§ WORK ORDER:
Copy the records below exactly. Include all of them.

-- THE DATA follows --

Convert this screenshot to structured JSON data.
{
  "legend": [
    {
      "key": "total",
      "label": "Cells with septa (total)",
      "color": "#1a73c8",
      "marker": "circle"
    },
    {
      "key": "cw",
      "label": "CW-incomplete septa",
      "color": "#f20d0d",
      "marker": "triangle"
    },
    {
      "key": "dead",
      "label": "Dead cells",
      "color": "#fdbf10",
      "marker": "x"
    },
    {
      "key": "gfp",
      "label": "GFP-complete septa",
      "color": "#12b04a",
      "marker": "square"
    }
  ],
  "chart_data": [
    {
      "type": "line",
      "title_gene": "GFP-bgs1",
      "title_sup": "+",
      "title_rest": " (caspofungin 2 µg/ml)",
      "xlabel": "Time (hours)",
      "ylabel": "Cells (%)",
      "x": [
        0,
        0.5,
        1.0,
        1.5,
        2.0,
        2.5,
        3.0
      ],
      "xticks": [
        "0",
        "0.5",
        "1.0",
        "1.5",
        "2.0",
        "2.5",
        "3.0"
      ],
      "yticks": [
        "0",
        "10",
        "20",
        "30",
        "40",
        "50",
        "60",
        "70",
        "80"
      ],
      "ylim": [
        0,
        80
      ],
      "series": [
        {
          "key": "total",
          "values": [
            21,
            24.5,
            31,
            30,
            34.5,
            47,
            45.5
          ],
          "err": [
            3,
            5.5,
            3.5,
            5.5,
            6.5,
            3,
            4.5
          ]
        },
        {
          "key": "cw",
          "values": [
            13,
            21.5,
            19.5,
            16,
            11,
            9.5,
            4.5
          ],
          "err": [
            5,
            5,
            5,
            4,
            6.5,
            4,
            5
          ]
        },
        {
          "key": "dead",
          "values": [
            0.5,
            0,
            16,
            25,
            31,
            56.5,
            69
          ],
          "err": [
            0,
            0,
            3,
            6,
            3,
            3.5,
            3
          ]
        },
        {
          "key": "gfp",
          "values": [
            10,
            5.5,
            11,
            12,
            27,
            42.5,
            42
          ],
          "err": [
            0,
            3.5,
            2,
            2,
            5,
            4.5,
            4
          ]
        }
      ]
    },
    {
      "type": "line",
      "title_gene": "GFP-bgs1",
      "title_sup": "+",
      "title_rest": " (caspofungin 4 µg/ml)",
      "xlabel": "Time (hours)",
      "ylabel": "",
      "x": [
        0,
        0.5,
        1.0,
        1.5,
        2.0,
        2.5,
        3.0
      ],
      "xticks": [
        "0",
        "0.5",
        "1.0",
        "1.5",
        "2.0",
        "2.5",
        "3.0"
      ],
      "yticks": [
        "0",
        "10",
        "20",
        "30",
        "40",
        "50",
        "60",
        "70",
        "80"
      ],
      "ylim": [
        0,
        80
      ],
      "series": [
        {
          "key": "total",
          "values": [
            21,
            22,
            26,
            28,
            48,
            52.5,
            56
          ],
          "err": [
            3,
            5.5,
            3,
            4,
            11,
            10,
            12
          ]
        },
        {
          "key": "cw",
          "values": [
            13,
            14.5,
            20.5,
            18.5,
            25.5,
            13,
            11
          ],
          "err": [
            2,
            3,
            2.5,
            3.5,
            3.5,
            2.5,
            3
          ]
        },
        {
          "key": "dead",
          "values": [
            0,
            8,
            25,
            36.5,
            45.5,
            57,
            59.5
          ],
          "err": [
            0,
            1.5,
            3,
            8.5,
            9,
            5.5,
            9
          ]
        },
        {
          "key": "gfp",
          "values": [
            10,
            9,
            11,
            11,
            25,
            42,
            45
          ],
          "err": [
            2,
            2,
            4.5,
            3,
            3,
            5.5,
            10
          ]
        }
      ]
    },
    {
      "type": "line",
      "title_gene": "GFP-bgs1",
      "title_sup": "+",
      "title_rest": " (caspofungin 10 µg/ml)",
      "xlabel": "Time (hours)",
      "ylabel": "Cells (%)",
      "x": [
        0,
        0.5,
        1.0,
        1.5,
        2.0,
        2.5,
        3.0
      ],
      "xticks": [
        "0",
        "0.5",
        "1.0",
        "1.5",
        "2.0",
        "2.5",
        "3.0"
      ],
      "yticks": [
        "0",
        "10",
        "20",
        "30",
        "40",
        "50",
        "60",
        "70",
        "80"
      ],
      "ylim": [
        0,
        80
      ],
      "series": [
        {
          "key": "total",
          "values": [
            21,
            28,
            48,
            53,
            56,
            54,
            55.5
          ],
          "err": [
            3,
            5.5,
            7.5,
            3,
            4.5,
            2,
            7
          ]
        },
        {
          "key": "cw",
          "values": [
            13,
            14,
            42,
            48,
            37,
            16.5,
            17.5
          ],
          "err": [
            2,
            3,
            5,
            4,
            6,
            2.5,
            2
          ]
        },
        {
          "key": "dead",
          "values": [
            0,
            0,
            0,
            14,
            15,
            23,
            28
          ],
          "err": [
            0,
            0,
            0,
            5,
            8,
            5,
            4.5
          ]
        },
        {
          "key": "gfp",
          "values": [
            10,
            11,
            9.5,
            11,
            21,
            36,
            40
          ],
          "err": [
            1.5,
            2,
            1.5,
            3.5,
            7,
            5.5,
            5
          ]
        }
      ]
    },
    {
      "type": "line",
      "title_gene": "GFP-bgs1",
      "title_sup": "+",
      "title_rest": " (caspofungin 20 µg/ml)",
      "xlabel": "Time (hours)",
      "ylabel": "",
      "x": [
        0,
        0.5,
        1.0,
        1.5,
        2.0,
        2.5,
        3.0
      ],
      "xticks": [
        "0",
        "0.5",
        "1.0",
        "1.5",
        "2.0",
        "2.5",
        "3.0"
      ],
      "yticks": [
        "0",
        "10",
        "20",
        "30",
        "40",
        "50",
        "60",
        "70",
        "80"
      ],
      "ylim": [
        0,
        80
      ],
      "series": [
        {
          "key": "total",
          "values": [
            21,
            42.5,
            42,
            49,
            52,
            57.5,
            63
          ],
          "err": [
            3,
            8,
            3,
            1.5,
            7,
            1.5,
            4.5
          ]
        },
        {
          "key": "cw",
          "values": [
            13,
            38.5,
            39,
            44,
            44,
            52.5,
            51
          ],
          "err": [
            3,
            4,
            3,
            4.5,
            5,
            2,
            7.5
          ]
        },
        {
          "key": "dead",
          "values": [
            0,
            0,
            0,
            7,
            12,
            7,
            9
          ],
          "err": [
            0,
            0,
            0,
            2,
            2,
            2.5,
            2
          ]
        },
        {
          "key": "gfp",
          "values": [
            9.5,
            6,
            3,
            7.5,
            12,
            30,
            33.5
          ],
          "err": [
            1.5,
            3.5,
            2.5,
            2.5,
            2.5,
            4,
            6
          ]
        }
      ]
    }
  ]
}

-- THE DATA concluded --

§ WRITTEN ANSWER:
Convert this screenshot to structured JSON data.
{
  "legend": [
    {
      "key": "total",
      "label": "Cells with septa (total)",
      "color": "#1a73c8",
      "marker": "circle"
    },
    {
      "key": "cw",
      "label": "CW-incomplete septa",
      "color": "#f20d0d",
      "marker": "triangle"
    },
    {
      "key": "dead",
      "label": "Dead cells",
      "color": "#fdbf10",
      "marker": "x"
    },
    {
      "key": "gfp",
      "label": "GFP-complete septa",
      "color": "#12b04a",
      "marker": "square"
    }
  ],
  "chart_data": [
    {
      "type": "line",
      "title_gene": "GFP-bgs1",
      "title_sup": "+",
      "title_rest": " (caspofungin 2 µg/ml)",
      "xlabel": "Time (hours)",
      "ylabel": "Cells (%)",
      "x": [
        0,
        0.5,
        1.0,
        1.5,
        2.0,
        2.5,
        3.0
      ],
      "xticks": [
        "0",
        "0.5",
        "1.0",
        "1.5",
        "2.0",
        "2.5",
        "3.0"
      ],
      "yticks": [
        "0",
        "10",
        "20",
        "30",
        "40",
        "50",
        "60",
        "70",
        "80"
      ],
      "ylim": [
        0,
        80
      ],
      "series": [
        {
          "key": "total",
          "values": [
            21,
            24.5,
            31,
            30,
            34.5,
            47,
            45.5
          ],
          "err": [
            3,
            5.5,
            3.5,
            5.5,
            6.5,
            3,
            4.5
          ]
        },
        {
          "key": "cw",
          "values": [
            13,
            21.5,
            19.5,
            16,
            11,
            9.5,
            4.5
          ],
          "err": [
            5,
            5,
            5,
            4,
            6.5,
            4,
            5
          ]
        },
        {
          "key": "dead",
          "values": [
            0.5,
            0,
            16,
            25,
            31,
            56.5,
            69
          ],
          "err": [
            0,
            0,
            3,
            6,
            3,
            3.5,
            3
          ]
        },
        {
          "key": "gfp",
          "values": [
            10,
            5.5,
            11,
            12,
            27,
            42.5,
            42
          ],
          "err": [
            0,
            3.5,
            2,
            2,
            5,
            4.5,
            4
          ]
        }
      ]
    },
    {
      "type": "line",
      "title_gene": "GFP-bgs1",
      "title_sup": "+",
      "title_rest": " (caspofungin 4 µg/ml)",
      "xlabel": "Time (hours)",
      "ylabel": "",
      "x": [
        0,
        0.5,
        1.0,
        1.5,
        2.0,
        2.5,
        3.0
      ],
      "xticks": [
        "0",
        "0.5",
        "1.0",
        "1.5",
        "2.0",
        "2.5",
        "3.0"
      ],
      "yticks": [
        "0",
        "10",
        "20",
        "30",
        "40",
        "50",
        "60",
        "70",
        "80"
      ],
      "ylim": [
        0,
        80
      ],
      "series": [
        {
          "key": "total",
          "values": [
            21,
            22,
            26,
            28,
            48,
            52.5,
            56
          ],
          "err": [
            3,
            5.5,
            3,
            4,
            11,
            10,
            12
          ]
        },
        {
          "key": "cw",
          "values": [
            13,
            14.5,
            20.5,
            18.5,
            25.5,
            13,
            11
          ],
          "err": [
            2,
            3,
            2.5,
            3.5,
            3.5,
            2.5,
            3
          ]
        },
        {
          "key": "dead",
          "values": [
            0,
            8,
            25,
            36.5,
            45.5,
            57,
            59.5
          ],
          "err": [
            0,
            1.5,
            3,
            8.5,
            9,
            5.5,
            9
          ]
        },
        {
          "key": "gfp",
          "values": [
            10,
            9,
            11,
            11,
            25,
            42,
            45
          ],
          "err": [
            2,
            2,
            4.5,
            3,
            3,
            5.5,
            10
          ]
        }
      ]
    },
    {
      "type": "line",
      "title_gene": "GFP-bgs1",
      "title_sup": "+",
      "title_rest": " (caspofungin 10 µg/ml)",
      "xlabel": "Time (hours)",
      "ylabel": "Cells (%)",
      "x": [
        0,
        0.5,
        1.0,
        1.5,
        2.0,
        2.5,
        3.0
      ],
      "xticks": [
        "0",
        "0.5",
        "1.0",
        "1.5",
        "2.0",
        "2.5",
        "3.0"
      ],
      "yticks": [
        "0",
        "10",
        "20",
        "30",
        "40",
        "50",
        "60",
        "70",
        "80"
      ],
      "ylim": [
        0,
        80
      ],
      "series": [
        {
          "key": "total",
          "values": [
            21,
            28,
            48,
            53,
            56,
            54,
            55.5
          ],
          "err": [
            3,
            5.5,
            7.5,
            3,
            4.5,
            2,
            7
          ]
        },
        {
          "key": "cw",
          "values": [
            13,
            14,
            42,
            48,
            37,
            16.5,
            17.5
          ],
          "err": [
            2,
            3,
            5,
            4,
            6,
            2.5,
            2
          ]
        },
        {
          "key": "dead",
          "values": [
            0,
            0,
            0,
            14,
            15,
            23,
            28
          ],
          "err": [
            0,
            0,
            0,
            5,
            8,
            5,
            4.5
          ]
        },
        {
          "key": "gfp",
          "values": [
            10,
            11,
            9.5,
            11,
            21,
            36,
            40
          ],
          "err": [
            1.5,
            2,
            1.5,
            3.5,
            7,
            5.5,
            5
          ]
        }
      ]
    },
    {
      "type": "line",
      "title_gene": "GFP-bgs1",
      "title_sup": "+",
      "title_rest": " (caspofungin 20 µg/ml)",
      "xlabel": "Time (hours)",
      "ylabel": "",
      "x": [
        0,
        0.5,
        1.0,
        1.5,
        2.0,
        2.5,
        3.0
      ],
      "xticks": [
        "0",
        "0.5",
        "1.0",
        "1.5",
        "2.0",
        "2.5",
        "3.0"
      ],
      "yticks": [
        "0",
        "10",
        "20",
        "30",
        "40",
        "50",
        "60",
        "70",
        "80"
      ],
      "ylim": [
        0,
        80
      ],
      "series": [
        {
          "key": "total",
          "values": [
            21,
            42.5,
            42,
            49,
            52,
            57.5,
            63
          ],
          "err": [
            3,
            8,
            3,
            1.5,
            7,
            1.5,
            4.5
          ]
        },
        {
          "key": "cw",
          "values": [
            13,
            38.5,
            39,
            44,
            44,
            52.5,
            51
          ],
          "err": [
            3,
            4,
            3,
            4.5,
            5,
            2,
            7.5
          ]
        },
        {
          "key": "dead",
          "values": [
            0,
            0,
            0,
            7,
            12,
            7,
            9
          ],
          "err": [
            0,
            0,
            0,
            2,
            2,
            2.5,
            2
          ]
        },
        {
          "key": "gfp",
          "values": [
            9.5,
            6,
            3,
            7.5,
            12,
            30,
            33.5
          ],
          "err": [
            1.5,
            3.5,
            2.5,
            2.5,
            2.5,
            4,
            6
          ]
        }
      ]
    }
  ]
}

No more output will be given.